▶ **Stated task**
Each line below must be set down exactly; omit any image you find.

A block of data:
* start *

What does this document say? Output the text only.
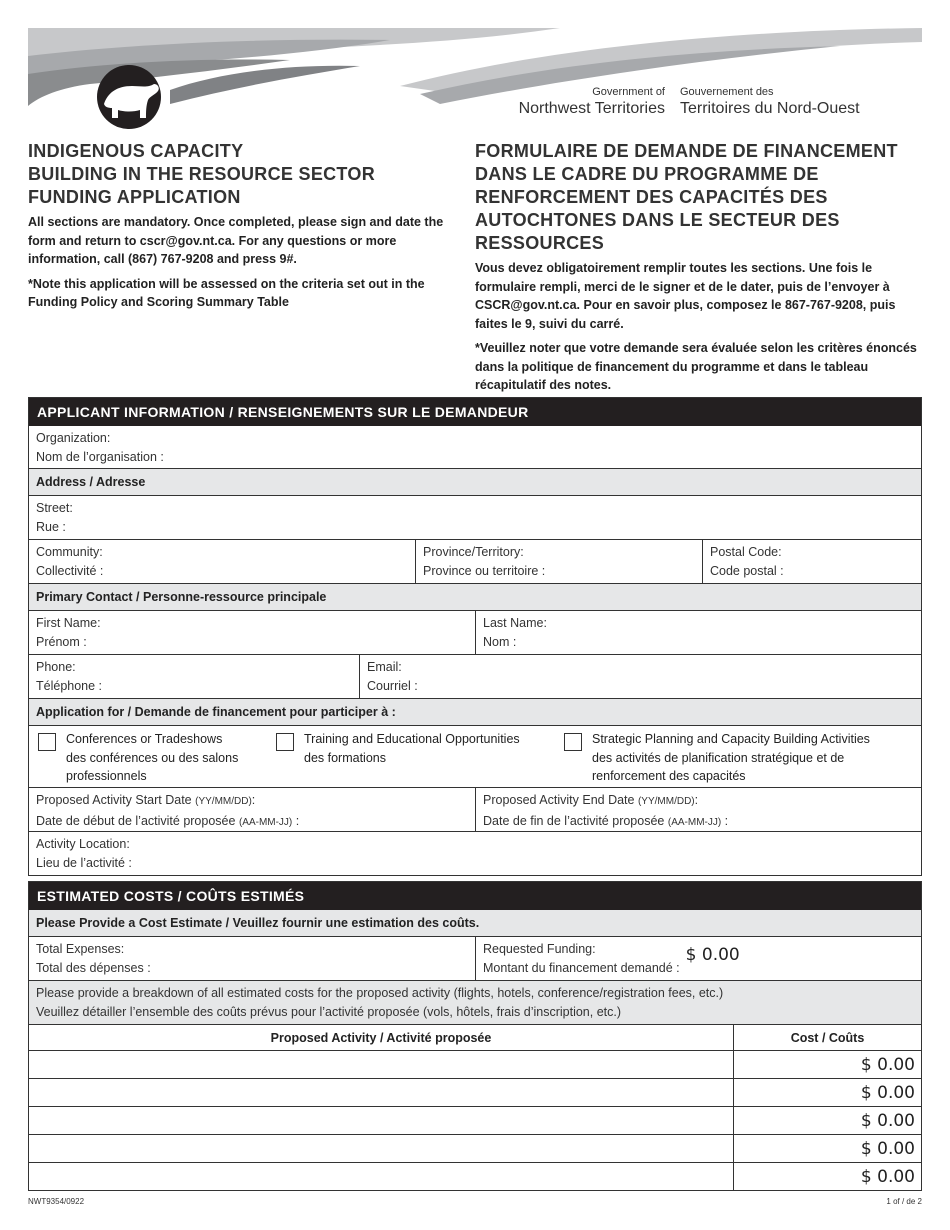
Government of
Northwest Territories
Gouvernement des
Territoires du Nord-Ouest
INDIGENOUS CAPACITY
BUILDING IN THE RESOURCE SECTOR
FUNDING APPLICATION

All sections are mandatory. Once completed, please sign and date the form and return to cscr@gov.nt.ca. For any questions or more information, call (867) 767-9208 and press 9#.

*Note this application will be assessed on the criteria set out in the Funding Policy and Scoring Summary Table

FORMULAIRE DE DEMANDE DE FINANCEMENT
DANS LE CADRE DU PROGRAMME DE
RENFORCEMENT DES CAPACITÉS DES
AUTOCHTONES DANS LE SECTEUR DES
RESSOURCES

Vous devez obligatoirement remplir toutes les sections. Une fois le formulaire rempli, merci de le signer et de le dater, puis de l’envoyer à CSCR@gov.nt.ca. Pour en savoir plus, composez le 867-767-9208, puis faites le 9, suivi du carré.

*Veuillez noter que votre demande sera évaluée selon les critères énoncés dans la politique de financement du programme et dans le tableau récapitulatif des notes.

APPLICANT INFORMATION / RENSEIGNEMENTS SUR LE DEMANDEUR
Organization:
Nom de l’organisation :
Address / Adresse
Street:
Rue :
Community:
Collectivité :
Province/Territory:
Province ou territoire :
Postal Code:
Code postal :
Primary Contact / Personne-ressource principale
First Name:
Prénom :
Last Name:
Nom :
Phone:
Téléphone :
Email:
Courriel :
Application for / Demande de financement pour participer à :
Conferences or Tradeshows
des conférences ou des salons professionnels
Training and Educational Opportunities
des formations
Strategic Planning and Capacity Building Activities
des activités de planification stratégique et de renforcement des capacités
Proposed Activity Start Date (YY/MM/DD):
Date de début de l’activité proposée (AA-MM-JJ) :
Proposed Activity End Date (YY/MM/DD):
Date de fin de l’activité proposée (AA-MM-JJ) :
Activity Location:
Lieu de l’activité :
ESTIMATED COSTS / COÛTS ESTIMÉS
Please Provide a Cost Estimate / Veuillez fournir une estimation des coûts.
Total Expenses:
Total des dépenses :
Requested Funding:
Montant du financement demandé :
$ 0.00
Please provide a breakdown of all estimated costs for the proposed activity (flights, hotels, conference/registration fees, etc.)
Veuillez détailler l’ensemble des coûts prévus pour l’activité proposée (vols, hôtels, frais d’inscription, etc.)
Proposed Activity / Activité proposée	Cost / Coûts
$ 0.00
$ 0.00
$ 0.00
$ 0.00
$ 0.00
NWT9354/0922	1 of / de 2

* end *

▶ **Full solution**
What does this document say? Output the text only.
Government of
Northwest Territories
Gouvernement des
Territoires du Nord-Ouest
INDIGENOUS CAPACITY
BUILDING IN THE RESOURCE SECTOR
FUNDING APPLICATION

All sections are mandatory. Once completed, please sign and date the form and return to cscr@gov.nt.ca. For any questions or more information, call (867) 767-9208 and press 9#.

*Note this application will be assessed on the criteria set out in the Funding Policy and Scoring Summary Table

FORMULAIRE DE DEMANDE DE FINANCEMENT
DANS LE CADRE DU PROGRAMME DE
RENFORCEMENT DES CAPACITÉS DES
AUTOCHTONES DANS LE SECTEUR DES
RESSOURCES

Vous devez obligatoirement remplir toutes les sections. Une fois le formulaire rempli, merci de le signer et de le dater, puis de l’envoyer à CSCR@gov.nt.ca. Pour en savoir plus, composez le 867-767-9208, puis faites le 9, suivi du carré.

*Veuillez noter que votre demande sera évaluée selon les critères énoncés dans la politique de financement du programme et dans le tableau récapitulatif des notes.

APPLICANT INFORMATION / RENSEIGNEMENTS SUR LE DEMANDEUR
Organization:
Nom de l’organisation :
Address / Adresse
Street:
Rue :
Community:
Collectivité :
Province/Territory:
Province ou territoire :
Postal Code:
Code postal :
Primary Contact / Personne-ressource principale
First Name:
Prénom :
Last Name:
Nom :
Phone:
Téléphone :
Email:
Courriel :
Application for / Demande de financement pour participer à :
Conferences or Tradeshows
des conférences ou des salons professionnels
Training and Educational Opportunities
des formations
Strategic Planning and Capacity Building Activities
des activités de planification stratégique et de renforcement des capacités
Proposed Activity Start Date (YY/MM/DD):
Date de début de l’activité proposée (AA-MM-JJ) :
Proposed Activity End Date (YY/MM/DD):
Date de fin de l’activité proposée (AA-MM-JJ) :
Activity Location:
Lieu de l’activité :
ESTIMATED COSTS / COÛTS ESTIMÉS
Please Provide a Cost Estimate / Veuillez fournir une estimation des coûts.
Total Expenses:
Total des dépenses :
Requested Funding:
Montant du financement demandé :
$ 0.00
Please provide a breakdown of all estimated costs for the proposed activity (flights, hotels, conference/registration fees, etc.)
Veuillez détailler l’ensemble des coûts prévus pour l’activité proposée (vols, hôtels, frais d’inscription, etc.)
Proposed Activity / Activité proposée	Cost / Coûts
$ 0.00
$ 0.00
$ 0.00
$ 0.00
$ 0.00
NWT9354/0922	1 of / de 2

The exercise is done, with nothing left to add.